» STATED EXERCISE:
Scan the material below for the string "everything", and copy every line where it shows up.

--- INFORMATION SUPPLIED ---

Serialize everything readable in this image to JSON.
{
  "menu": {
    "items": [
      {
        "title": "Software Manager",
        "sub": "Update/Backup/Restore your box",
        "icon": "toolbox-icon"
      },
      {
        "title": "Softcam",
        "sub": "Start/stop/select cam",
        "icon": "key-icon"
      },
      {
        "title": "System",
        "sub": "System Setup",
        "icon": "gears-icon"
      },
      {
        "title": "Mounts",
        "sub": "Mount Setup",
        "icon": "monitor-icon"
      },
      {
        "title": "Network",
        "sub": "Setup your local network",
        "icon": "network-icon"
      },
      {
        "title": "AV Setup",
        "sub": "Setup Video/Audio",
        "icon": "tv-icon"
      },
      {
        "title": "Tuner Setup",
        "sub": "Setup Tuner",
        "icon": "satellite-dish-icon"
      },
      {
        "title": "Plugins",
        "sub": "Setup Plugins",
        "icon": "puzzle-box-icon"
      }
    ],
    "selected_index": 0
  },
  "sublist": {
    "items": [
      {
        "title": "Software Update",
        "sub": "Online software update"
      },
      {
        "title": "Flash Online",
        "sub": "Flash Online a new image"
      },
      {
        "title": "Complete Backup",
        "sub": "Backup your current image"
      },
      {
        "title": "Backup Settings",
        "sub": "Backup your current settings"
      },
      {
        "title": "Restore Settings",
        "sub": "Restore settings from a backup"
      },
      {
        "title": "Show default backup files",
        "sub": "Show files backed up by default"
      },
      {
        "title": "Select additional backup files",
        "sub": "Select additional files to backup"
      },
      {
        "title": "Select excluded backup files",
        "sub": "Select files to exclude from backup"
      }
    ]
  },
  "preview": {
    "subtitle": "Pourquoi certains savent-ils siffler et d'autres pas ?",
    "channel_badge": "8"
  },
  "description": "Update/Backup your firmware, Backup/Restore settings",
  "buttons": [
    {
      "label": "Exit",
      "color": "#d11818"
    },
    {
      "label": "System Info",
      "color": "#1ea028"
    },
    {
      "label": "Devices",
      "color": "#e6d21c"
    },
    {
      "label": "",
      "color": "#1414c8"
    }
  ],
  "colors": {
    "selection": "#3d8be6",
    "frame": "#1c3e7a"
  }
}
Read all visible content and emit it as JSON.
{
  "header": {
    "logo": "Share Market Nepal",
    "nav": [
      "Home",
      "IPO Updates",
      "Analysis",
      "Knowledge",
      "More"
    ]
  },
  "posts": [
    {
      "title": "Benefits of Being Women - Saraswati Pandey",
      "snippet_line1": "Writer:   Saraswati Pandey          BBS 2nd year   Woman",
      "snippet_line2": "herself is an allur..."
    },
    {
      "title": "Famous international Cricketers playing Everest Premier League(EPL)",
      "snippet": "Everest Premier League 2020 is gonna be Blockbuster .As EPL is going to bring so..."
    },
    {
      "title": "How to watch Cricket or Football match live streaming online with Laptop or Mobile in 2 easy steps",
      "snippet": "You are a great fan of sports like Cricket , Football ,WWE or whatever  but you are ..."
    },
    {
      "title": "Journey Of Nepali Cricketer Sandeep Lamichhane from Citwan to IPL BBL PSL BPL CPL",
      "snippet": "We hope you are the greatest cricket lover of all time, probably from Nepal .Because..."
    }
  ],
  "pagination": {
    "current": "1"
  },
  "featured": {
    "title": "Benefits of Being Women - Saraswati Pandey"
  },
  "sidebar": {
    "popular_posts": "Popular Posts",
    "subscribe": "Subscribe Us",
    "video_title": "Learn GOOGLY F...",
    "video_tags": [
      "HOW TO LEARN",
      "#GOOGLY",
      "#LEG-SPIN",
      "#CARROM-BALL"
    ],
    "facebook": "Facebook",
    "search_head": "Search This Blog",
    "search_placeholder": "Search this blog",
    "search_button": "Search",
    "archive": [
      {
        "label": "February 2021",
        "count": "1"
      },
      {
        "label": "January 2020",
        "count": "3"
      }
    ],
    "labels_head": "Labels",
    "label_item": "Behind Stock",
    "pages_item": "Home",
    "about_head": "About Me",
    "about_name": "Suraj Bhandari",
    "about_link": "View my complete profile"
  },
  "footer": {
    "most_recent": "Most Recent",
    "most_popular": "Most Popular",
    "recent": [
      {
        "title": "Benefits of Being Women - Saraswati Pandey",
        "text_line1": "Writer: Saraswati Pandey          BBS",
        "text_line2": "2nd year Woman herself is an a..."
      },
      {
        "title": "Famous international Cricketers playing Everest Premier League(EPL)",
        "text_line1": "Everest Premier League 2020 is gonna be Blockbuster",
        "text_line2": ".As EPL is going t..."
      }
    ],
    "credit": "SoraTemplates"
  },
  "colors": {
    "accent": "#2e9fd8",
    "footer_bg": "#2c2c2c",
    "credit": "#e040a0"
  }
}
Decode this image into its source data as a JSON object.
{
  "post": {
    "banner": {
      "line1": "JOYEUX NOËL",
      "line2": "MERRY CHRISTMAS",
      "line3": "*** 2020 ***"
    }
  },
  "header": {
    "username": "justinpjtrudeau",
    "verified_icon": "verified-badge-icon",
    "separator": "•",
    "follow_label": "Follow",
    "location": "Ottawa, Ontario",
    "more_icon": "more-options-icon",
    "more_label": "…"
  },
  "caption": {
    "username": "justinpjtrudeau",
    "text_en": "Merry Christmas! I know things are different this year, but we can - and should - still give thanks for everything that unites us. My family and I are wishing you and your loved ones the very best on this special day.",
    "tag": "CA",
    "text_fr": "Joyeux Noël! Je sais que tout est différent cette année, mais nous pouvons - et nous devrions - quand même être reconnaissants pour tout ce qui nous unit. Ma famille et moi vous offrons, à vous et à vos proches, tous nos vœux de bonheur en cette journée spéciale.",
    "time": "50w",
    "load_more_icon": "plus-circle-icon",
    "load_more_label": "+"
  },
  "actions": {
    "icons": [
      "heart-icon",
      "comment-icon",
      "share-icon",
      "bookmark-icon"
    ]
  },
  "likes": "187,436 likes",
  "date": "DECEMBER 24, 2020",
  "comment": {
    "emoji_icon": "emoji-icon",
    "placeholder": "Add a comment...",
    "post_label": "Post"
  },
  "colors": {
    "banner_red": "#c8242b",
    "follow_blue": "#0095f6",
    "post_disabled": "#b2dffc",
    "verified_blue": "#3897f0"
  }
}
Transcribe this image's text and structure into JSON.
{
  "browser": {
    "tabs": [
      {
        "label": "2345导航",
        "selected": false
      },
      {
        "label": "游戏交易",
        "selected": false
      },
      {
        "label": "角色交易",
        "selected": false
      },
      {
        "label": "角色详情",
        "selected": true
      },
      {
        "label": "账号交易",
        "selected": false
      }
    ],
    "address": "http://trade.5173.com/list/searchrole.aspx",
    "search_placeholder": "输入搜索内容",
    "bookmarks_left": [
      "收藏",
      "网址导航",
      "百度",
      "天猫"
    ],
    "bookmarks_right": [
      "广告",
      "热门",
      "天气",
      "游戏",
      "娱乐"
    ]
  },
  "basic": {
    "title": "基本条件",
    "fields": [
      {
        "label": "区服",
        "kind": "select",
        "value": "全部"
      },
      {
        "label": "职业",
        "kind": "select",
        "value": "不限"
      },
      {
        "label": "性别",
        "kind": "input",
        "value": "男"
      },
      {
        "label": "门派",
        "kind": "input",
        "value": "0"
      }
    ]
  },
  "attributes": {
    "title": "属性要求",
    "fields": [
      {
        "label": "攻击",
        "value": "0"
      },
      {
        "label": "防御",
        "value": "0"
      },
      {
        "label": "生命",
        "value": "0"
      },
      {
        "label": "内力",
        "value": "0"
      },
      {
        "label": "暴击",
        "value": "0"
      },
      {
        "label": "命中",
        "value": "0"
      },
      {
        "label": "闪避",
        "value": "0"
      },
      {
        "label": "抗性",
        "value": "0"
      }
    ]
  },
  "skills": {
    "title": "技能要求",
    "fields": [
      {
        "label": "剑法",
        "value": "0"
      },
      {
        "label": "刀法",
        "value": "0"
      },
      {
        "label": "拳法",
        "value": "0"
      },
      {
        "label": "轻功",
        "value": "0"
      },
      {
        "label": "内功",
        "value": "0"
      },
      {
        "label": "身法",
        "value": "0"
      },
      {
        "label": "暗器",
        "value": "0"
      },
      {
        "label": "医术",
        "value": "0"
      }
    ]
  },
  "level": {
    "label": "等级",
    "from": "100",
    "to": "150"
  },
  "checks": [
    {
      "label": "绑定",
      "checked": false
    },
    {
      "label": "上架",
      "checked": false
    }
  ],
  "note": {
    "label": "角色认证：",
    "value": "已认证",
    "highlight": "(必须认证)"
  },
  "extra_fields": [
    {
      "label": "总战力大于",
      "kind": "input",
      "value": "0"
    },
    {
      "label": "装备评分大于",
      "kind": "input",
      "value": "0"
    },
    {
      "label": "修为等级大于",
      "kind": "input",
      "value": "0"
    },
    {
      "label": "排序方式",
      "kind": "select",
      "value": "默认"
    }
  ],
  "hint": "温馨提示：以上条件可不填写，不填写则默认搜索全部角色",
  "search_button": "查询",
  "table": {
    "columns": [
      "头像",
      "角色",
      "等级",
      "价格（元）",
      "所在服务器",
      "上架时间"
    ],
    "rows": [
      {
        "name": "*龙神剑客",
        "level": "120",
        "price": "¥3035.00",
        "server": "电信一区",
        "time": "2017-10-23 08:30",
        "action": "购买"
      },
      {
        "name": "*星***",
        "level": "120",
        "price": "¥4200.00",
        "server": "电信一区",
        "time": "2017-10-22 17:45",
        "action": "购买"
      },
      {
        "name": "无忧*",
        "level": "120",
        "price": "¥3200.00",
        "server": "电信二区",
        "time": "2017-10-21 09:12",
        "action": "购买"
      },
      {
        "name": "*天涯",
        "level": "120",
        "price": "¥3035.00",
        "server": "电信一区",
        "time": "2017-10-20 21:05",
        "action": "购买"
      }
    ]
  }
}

---

» TASK OUTPUT:
Serialize everything readable in this image to JSON.
    "text_en": "Merry Christmas! I know things are different this year, but we can - and should - still give thanks for everything that unites us. My family and I are wishing you and your loved ones the very best on this special day.",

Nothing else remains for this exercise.